What you should do:
Find the string "series" and gather every line that holds it.

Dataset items
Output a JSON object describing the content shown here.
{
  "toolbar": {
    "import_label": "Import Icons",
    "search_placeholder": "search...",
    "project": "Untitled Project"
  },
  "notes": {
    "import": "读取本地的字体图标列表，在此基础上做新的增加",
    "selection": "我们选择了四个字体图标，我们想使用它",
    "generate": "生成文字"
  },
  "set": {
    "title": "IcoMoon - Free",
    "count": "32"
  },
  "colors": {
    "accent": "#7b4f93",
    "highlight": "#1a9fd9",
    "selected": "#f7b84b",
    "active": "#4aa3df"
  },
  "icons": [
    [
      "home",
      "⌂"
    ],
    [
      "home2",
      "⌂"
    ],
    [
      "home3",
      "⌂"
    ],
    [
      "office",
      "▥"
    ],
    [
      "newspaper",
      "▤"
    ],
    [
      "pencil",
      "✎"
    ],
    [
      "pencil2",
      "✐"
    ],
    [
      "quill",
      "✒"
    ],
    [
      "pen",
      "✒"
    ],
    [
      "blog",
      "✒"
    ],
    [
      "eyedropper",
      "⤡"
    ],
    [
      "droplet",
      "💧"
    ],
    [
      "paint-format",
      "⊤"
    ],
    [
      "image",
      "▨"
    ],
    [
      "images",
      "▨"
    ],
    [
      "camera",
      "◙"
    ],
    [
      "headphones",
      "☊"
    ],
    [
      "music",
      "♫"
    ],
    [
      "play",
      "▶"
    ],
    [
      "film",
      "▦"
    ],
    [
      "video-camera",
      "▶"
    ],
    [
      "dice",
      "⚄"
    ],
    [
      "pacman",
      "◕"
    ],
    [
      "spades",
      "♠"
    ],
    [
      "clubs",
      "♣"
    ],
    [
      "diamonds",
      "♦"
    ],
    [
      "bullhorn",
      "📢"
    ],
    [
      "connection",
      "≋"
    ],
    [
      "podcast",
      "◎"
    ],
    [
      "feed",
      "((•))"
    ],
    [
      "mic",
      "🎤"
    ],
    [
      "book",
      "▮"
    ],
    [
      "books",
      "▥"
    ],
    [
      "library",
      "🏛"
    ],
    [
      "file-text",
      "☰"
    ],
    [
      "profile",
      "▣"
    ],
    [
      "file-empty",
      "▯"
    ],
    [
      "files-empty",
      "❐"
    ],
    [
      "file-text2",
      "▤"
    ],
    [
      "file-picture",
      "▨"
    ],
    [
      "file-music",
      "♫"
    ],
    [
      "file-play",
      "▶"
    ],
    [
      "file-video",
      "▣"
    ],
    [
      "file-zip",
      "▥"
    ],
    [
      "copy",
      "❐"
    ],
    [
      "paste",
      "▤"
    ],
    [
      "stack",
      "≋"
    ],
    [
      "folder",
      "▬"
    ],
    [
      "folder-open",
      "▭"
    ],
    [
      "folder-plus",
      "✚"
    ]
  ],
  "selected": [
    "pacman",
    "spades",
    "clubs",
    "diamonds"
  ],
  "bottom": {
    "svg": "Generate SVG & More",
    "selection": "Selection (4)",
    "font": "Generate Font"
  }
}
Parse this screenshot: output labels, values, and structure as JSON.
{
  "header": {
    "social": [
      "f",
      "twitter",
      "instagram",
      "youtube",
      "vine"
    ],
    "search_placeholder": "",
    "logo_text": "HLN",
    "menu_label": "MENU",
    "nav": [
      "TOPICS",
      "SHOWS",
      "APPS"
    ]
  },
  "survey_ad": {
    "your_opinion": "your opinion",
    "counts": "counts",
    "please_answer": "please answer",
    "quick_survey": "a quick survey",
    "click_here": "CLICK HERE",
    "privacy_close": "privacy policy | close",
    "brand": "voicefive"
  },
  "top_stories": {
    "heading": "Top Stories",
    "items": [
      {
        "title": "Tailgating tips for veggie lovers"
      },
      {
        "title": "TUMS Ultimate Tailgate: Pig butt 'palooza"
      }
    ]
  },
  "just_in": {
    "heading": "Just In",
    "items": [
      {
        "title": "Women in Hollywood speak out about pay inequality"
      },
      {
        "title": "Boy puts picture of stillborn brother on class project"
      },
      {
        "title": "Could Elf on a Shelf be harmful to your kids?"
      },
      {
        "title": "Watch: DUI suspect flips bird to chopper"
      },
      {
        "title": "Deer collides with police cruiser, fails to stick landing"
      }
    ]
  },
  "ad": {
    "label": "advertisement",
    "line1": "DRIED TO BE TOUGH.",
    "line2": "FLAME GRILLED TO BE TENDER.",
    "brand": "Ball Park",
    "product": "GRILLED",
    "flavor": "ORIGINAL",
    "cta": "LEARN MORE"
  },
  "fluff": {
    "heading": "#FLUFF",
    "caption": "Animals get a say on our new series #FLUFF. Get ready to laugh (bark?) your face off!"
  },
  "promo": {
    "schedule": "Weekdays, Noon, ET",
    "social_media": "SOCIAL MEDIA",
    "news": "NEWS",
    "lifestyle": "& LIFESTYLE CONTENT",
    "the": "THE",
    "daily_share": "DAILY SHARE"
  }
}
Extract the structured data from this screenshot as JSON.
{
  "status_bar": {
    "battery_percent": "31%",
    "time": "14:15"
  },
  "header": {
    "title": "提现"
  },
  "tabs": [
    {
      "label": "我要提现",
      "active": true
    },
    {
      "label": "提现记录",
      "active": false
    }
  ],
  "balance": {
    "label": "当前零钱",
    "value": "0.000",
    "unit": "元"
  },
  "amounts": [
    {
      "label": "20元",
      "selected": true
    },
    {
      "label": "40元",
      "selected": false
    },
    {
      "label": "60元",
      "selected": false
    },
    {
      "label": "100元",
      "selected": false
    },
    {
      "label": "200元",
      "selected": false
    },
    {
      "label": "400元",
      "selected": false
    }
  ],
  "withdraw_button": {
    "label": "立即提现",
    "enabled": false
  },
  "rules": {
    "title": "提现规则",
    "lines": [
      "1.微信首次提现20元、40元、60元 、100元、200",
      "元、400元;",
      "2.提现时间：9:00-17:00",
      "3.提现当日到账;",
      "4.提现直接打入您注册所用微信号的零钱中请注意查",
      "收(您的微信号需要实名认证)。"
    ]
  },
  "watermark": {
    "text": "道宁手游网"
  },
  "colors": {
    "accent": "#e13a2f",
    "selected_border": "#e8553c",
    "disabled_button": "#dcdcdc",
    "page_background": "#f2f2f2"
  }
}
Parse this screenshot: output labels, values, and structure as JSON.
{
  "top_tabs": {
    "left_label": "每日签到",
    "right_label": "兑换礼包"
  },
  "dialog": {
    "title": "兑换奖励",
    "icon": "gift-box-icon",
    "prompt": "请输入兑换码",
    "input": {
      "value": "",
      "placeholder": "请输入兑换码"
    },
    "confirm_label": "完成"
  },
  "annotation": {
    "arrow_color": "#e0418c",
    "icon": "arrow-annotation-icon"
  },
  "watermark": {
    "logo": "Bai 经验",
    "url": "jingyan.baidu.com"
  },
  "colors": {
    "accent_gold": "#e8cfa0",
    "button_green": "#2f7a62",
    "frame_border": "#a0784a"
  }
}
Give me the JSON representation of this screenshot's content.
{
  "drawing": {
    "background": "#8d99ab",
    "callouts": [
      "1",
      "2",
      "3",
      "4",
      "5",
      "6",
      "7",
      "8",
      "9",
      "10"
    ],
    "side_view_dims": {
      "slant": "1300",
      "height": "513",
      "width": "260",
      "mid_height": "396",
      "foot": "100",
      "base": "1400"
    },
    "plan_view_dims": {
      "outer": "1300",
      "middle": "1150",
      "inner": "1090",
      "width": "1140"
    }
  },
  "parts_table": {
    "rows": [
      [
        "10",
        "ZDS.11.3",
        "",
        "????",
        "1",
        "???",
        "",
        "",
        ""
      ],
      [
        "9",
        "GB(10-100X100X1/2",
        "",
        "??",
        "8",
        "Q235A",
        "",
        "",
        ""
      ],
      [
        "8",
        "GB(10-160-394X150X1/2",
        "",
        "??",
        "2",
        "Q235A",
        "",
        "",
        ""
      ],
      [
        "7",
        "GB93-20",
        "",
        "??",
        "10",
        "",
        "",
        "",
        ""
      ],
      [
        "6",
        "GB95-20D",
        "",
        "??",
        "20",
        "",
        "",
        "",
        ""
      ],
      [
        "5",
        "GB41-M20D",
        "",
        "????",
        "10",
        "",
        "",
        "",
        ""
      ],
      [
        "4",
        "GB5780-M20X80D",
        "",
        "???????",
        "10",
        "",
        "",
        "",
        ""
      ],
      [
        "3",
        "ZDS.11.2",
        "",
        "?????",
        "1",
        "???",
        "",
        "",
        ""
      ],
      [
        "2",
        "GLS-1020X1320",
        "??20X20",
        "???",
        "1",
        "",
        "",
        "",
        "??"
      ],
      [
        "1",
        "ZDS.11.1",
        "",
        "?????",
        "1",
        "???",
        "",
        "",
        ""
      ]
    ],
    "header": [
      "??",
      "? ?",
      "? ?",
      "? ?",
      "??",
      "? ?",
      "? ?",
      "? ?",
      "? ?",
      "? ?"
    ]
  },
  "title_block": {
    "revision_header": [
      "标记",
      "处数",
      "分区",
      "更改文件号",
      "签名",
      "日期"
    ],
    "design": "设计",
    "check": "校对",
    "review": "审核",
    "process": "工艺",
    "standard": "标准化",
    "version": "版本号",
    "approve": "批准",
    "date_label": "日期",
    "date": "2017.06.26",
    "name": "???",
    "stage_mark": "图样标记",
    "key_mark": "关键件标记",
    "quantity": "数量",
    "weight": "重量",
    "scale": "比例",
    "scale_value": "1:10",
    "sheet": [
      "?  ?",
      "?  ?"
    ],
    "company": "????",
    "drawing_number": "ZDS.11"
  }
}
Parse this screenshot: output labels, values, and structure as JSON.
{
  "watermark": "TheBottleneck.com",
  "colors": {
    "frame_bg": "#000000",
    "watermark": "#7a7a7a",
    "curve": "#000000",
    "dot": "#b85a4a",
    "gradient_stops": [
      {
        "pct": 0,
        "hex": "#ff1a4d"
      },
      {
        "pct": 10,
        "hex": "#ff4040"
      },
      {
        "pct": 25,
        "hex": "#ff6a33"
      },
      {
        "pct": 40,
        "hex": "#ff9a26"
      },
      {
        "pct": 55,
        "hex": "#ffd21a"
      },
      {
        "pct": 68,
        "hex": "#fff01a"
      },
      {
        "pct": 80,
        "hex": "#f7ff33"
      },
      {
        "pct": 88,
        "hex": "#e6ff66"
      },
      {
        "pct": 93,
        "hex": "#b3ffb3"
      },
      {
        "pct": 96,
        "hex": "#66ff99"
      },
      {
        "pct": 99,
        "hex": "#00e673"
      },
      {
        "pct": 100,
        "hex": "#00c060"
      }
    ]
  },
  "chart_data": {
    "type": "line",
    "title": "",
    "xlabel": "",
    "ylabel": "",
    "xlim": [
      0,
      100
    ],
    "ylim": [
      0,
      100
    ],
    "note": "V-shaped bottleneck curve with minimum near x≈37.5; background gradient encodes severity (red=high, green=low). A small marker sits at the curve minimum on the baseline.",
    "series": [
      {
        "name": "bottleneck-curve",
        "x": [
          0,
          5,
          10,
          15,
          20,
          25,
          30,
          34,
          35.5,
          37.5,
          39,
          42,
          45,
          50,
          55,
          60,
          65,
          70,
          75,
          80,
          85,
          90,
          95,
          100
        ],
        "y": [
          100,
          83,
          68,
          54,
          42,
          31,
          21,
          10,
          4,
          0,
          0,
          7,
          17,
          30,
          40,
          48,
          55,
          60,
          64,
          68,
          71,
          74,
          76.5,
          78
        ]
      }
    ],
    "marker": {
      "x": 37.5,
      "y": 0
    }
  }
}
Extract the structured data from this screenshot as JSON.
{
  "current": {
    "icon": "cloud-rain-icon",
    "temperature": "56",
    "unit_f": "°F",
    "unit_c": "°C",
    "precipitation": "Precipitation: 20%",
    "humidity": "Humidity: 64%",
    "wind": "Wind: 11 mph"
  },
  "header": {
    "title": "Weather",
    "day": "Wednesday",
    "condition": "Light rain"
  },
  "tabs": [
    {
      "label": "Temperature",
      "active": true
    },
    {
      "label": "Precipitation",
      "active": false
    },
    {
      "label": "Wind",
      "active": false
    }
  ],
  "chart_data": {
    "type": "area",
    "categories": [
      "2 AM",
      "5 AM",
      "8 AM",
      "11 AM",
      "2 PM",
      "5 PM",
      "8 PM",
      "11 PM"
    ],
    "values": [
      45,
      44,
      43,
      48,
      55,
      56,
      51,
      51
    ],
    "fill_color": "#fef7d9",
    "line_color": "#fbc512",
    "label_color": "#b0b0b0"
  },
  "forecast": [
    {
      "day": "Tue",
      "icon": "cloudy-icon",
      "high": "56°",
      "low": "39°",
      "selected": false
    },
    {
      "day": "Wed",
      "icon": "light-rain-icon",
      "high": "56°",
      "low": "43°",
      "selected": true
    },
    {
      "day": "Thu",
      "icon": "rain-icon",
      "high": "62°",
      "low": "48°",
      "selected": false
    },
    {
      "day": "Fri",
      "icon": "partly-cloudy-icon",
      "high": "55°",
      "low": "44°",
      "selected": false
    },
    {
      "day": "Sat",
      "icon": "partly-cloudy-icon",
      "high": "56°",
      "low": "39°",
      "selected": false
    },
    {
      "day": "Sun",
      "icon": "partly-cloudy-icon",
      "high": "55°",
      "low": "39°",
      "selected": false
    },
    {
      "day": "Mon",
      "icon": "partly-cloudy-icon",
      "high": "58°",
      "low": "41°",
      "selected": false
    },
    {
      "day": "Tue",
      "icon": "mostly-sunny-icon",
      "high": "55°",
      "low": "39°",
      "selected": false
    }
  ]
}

Solution:
    "caption": "Animals get a say on our new series #FLUFF. Get ready to laugh (bark?) your face off!"
    "series": [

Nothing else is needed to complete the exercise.